#### What is being asked
List every line in this data where the string "marker" occurs.

[Dataset excerpt]
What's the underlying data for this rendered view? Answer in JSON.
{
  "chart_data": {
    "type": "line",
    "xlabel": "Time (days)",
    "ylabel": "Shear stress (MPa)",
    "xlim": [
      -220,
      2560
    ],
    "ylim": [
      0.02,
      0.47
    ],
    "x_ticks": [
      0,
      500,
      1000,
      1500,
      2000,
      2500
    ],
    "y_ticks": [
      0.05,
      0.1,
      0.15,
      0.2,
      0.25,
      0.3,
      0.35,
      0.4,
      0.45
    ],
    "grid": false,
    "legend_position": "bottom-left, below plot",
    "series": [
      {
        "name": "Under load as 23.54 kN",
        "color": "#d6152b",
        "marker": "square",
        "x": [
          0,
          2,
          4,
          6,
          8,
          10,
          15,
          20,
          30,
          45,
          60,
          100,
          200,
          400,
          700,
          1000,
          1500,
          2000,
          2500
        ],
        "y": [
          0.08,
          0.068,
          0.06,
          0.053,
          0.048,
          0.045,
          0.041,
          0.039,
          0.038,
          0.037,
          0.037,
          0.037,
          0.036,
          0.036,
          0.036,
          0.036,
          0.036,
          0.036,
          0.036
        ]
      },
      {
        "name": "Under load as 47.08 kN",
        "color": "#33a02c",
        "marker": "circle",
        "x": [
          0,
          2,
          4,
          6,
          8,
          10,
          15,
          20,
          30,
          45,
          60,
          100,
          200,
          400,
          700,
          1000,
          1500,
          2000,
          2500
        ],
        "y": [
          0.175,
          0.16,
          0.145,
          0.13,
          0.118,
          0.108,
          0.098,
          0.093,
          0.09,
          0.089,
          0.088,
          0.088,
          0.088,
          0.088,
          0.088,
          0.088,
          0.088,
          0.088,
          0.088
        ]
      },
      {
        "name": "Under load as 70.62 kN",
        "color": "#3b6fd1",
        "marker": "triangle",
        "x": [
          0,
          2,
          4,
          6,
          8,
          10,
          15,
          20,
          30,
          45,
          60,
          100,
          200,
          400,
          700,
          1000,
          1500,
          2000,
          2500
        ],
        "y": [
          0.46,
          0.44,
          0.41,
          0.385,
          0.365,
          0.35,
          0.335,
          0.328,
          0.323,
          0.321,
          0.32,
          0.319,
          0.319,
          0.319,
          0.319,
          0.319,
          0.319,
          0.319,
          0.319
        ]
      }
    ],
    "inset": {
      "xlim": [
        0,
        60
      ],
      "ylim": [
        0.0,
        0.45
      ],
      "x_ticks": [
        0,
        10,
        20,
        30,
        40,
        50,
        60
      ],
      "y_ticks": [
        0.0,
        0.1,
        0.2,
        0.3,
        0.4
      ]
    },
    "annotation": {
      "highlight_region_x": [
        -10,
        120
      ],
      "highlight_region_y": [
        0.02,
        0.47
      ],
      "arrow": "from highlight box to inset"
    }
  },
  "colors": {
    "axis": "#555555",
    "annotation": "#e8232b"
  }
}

#### Worked answer
        "marker": "square",
        "marker": "circle",
        "marker": "triangle",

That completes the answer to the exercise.